## What is needed
Quote the records that follow in full, leaving the pictures out.

## Task inputs
☆ ☆ ☆

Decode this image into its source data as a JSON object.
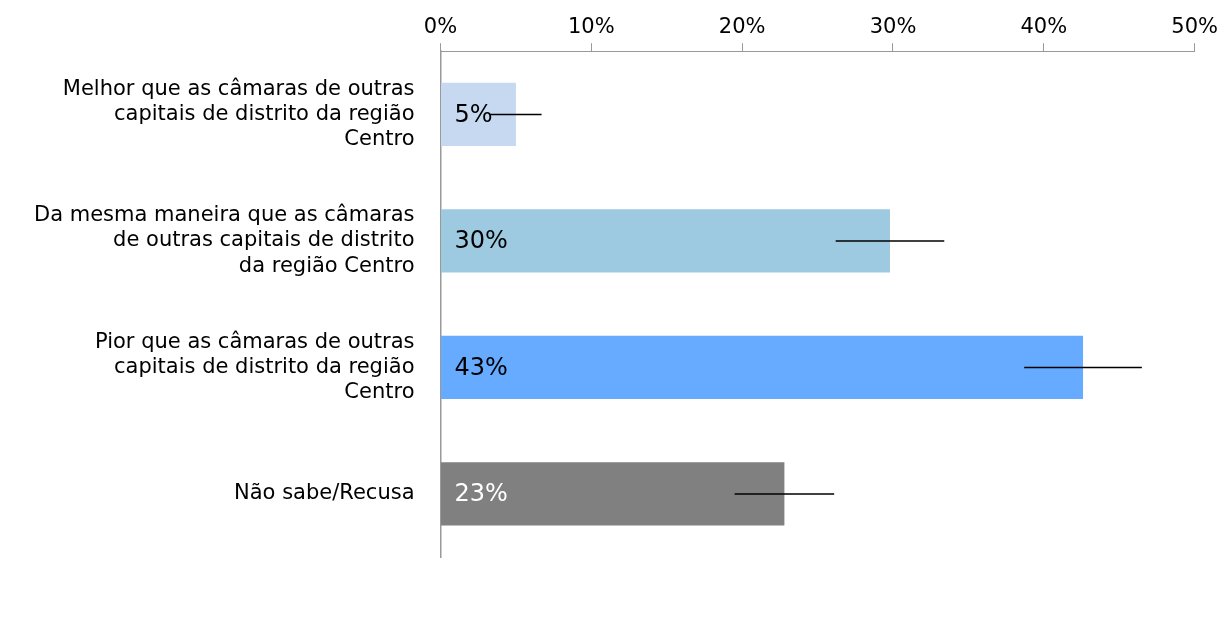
{
  "chart_data": {
    "type": "bar",
    "orientation": "horizontal",
    "categories": [
      "Melhor que as câmaras de outras capitais de distrito da região Centro",
      "Da mesma maneira que as câmaras de outras capitais de distrito da região Centro",
      "Pior que as câmaras de outras capitais de distrito da região Centro",
      "Não sabe/Recusa"
    ],
    "values": [
      5,
      29.8,
      42.6,
      22.8
    ],
    "value_labels": [
      "5%",
      "30%",
      "43%",
      "23%"
    ],
    "colors": [
      "#c6d9f1",
      "#9ecae1",
      "#66abff",
      "#808080"
    ],
    "errors": [
      1.7,
      3.6,
      3.9,
      3.3
    ],
    "xlim": [
      0,
      50
    ],
    "xticks": [
      {
        "value": 0,
        "label": "0%"
      },
      {
        "value": 10,
        "label": "10%"
      },
      {
        "value": 20,
        "label": "20%"
      },
      {
        "value": 30,
        "label": "30%"
      },
      {
        "value": 40,
        "label": "40%"
      },
      {
        "value": 50,
        "label": "50%"
      }
    ],
    "grid": false,
    "legend": false
  }
}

☆ ☆ ☆

## Response to this exercise
Decode this image into its source data as a JSON object.
{
  "chart_data": {
    "type": "bar",
    "orientation": "horizontal",
    "categories": [
      "Melhor que as câmaras de outras capitais de distrito da região Centro",
      "Da mesma maneira que as câmaras de outras capitais de distrito da região Centro",
      "Pior que as câmaras de outras capitais de distrito da região Centro",
      "Não sabe/Recusa"
    ],
    "values": [
      5,
      29.8,
      42.6,
      22.8
    ],
    "value_labels": [
      "5%",
      "30%",
      "43%",
      "23%"
    ],
    "colors": [
      "#c6d9f1",
      "#9ecae1",
      "#66abff",
      "#808080"
    ],
    "errors": [
      1.7,
      3.6,
      3.9,
      3.3
    ],
    "xlim": [
      0,
      50
    ],
    "xticks": [
      {
        "value": 0,
        "label": "0%"
      },
      {
        "value": 10,
        "label": "10%"
      },
      {
        "value": 20,
        "label": "20%"
      },
      {
        "value": 30,
        "label": "30%"
      },
      {
        "value": 40,
        "label": "40%"
      },
      {
        "value": 50,
        "label": "50%"
      }
    ],
    "grid": false,
    "legend": false
  }
}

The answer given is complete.